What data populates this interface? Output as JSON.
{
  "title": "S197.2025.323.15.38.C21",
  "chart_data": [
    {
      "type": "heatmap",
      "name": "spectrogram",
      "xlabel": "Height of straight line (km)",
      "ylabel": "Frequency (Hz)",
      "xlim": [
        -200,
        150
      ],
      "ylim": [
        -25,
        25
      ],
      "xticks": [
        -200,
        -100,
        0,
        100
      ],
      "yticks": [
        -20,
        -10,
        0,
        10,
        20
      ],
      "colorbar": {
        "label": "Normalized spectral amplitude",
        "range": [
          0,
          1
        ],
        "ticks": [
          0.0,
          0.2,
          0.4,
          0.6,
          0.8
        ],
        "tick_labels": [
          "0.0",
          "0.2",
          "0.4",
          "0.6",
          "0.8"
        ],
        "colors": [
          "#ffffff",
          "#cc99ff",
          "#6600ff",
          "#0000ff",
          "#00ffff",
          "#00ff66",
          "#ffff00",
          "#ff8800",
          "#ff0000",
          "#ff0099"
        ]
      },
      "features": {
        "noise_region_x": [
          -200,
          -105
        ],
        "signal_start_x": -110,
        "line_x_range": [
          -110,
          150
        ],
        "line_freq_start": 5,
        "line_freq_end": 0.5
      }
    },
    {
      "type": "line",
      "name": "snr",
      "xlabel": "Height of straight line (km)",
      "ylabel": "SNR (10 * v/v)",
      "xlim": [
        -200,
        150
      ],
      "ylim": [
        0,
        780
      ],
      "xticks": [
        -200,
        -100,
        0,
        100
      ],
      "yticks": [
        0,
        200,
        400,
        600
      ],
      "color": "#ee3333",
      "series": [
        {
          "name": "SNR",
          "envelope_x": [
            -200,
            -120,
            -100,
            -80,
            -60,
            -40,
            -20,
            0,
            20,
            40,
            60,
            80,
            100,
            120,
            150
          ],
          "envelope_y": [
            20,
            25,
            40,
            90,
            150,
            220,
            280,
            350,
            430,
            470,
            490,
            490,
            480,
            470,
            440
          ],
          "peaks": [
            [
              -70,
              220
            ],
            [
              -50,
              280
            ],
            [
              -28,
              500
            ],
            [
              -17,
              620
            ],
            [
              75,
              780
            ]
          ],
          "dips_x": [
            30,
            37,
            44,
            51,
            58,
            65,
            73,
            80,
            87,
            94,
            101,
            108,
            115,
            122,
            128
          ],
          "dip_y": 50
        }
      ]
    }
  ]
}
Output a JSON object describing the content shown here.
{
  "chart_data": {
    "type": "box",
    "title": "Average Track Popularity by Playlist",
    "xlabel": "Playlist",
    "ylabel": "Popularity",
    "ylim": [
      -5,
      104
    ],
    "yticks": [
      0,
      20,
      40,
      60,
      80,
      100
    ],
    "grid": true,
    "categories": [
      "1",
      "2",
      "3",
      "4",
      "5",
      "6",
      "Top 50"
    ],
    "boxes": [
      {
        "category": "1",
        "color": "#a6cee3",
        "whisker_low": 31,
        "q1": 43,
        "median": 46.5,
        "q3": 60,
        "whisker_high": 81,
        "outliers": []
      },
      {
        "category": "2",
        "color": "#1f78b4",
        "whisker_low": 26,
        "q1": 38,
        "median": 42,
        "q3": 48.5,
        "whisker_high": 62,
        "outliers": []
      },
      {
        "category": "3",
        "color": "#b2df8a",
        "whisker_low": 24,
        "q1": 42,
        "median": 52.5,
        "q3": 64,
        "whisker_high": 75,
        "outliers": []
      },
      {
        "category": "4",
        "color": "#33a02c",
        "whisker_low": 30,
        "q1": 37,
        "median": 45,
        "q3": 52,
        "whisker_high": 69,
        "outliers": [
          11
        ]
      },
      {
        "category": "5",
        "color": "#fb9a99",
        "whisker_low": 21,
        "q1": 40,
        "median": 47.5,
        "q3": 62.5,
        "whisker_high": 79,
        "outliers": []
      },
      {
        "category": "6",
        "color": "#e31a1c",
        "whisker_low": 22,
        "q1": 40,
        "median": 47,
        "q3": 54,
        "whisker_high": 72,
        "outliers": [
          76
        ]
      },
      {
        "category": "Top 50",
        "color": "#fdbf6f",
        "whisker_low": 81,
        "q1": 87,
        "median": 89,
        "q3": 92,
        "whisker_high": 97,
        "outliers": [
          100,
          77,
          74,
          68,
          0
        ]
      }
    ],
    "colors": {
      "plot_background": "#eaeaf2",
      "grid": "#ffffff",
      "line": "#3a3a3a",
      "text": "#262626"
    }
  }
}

------------------------------------------------

* **WHAT IS BEING ASKED**: Take the listing above and set it down exactly.

* **WORKED SOLUTION**:
What data populates this interface? Output as JSON.
{
  "title": "S197.2025.323.15.38.C21",
  "chart_data": [
    {
      "type": "heatmap",
      "name": "spectrogram",
      "xlabel": "Height of straight line (km)",
      "ylabel": "Frequency (Hz)",
      "xlim": [
        -200,
        150
      ],
      "ylim": [
        -25,
        25
      ],
      "xticks": [
        -200,
        -100,
        0,
        100
      ],
      "yticks": [
        -20,
        -10,
        0,
        10,
        20
      ],
      "colorbar": {
        "label": "Normalized spectral amplitude",
        "range": [
          0,
          1
        ],
        "ticks": [
          0.0,
          0.2,
          0.4,
          0.6,
          0.8
        ],
        "tick_labels": [
          "0.0",
          "0.2",
          "0.4",
          "0.6",
          "0.8"
        ],
        "colors": [
          "#ffffff",
          "#cc99ff",
          "#6600ff",
          "#0000ff",
          "#00ffff",
          "#00ff66",
          "#ffff00",
          "#ff8800",
          "#ff0000",
          "#ff0099"
        ]
      },
      "features": {
        "noise_region_x": [
          -200,
          -105
        ],
        "signal_start_x": -110,
        "line_x_range": [
          -110,
          150
        ],
        "line_freq_start": 5,
        "line_freq_end": 0.5
      }
    },
    {
      "type": "line",
      "name": "snr",
      "xlabel": "Height of straight line (km)",
      "ylabel": "SNR (10 * v/v)",
      "xlim": [
        -200,
        150
      ],
      "ylim": [
        0,
        780
      ],
      "xticks": [
        -200,
        -100,
        0,
        100
      ],
      "yticks": [
        0,
        200,
        400,
        600
      ],
      "color": "#ee3333",
      "series": [
        {
          "name": "SNR",
          "envelope_x": [
            -200,
            -120,
            -100,
            -80,
            -60,
            -40,
            -20,
            0,
            20,
            40,
            60,
            80,
            100,
            120,
            150
          ],
          "envelope_y": [
            20,
            25,
            40,
            90,
            150,
            220,
            280,
            350,
            430,
            470,
            490,
            490,
            480,
            470,
            440
          ],
          "peaks": [
            [
              -70,
              220
            ],
            [
              -50,
              280
            ],
            [
              -28,
              500
            ],
            [
              -17,
              620
            ],
            [
              75,
              780
            ]
          ],
          "dips_x": [
            30,
            37,
            44,
            51,
            58,
            65,
            73,
            80,
            87,
            94,
            101,
            108,
            115,
            122,
            128
          ],
          "dip_y": 50
        }
      ]
    }
  ]
}
Output a JSON object describing the content shown here.
{
  "chart_data": {
    "type": "box",
    "title": "Average Track Popularity by Playlist",
    "xlabel": "Playlist",
    "ylabel": "Popularity",
    "ylim": [
      -5,
      104
    ],
    "yticks": [
      0,
      20,
      40,
      60,
      80,
      100
    ],
    "grid": true,
    "categories": [
      "1",
      "2",
      "3",
      "4",
      "5",
      "6",
      "Top 50"
    ],
    "boxes": [
      {
        "category": "1",
        "color": "#a6cee3",
        "whisker_low": 31,
        "q1": 43,
        "median": 46.5,
        "q3": 60,
        "whisker_high": 81,
        "outliers": []
      },
      {
        "category": "2",
        "color": "#1f78b4",
        "whisker_low": 26,
        "q1": 38,
        "median": 42,
        "q3": 48.5,
        "whisker_high": 62,
        "outliers": []
      },
      {
        "category": "3",
        "color": "#b2df8a",
        "whisker_low": 24,
        "q1": 42,
        "median": 52.5,
        "q3": 64,
        "whisker_high": 75,
        "outliers": []
      },
      {
        "category": "4",
        "color": "#33a02c",
        "whisker_low": 30,
        "q1": 37,
        "median": 45,
        "q3": 52,
        "whisker_high": 69,
        "outliers": [
          11
        ]
      },
      {
        "category": "5",
        "color": "#fb9a99",
        "whisker_low": 21,
        "q1": 40,
        "median": 47.5,
        "q3": 62.5,
        "whisker_high": 79,
        "outliers": []
      },
      {
        "category": "6",
        "color": "#e31a1c",
        "whisker_low": 22,
        "q1": 40,
        "median": 47,
        "q3": 54,
        "whisker_high": 72,
        "outliers": [
          76
        ]
      },
      {
        "category": "Top 50",
        "color": "#fdbf6f",
        "whisker_low": 81,
        "q1": 87,
        "median": 89,
        "q3": 92,
        "whisker_high": 97,
        "outliers": [
          100,
          77,
          74,
          68,
          0
        ]
      }
    ],
    "colors": {
      "plot_background": "#eaeaf2",
      "grid": "#ffffff",
      "line": "#3a3a3a",
      "text": "#262626"
    }
  }
}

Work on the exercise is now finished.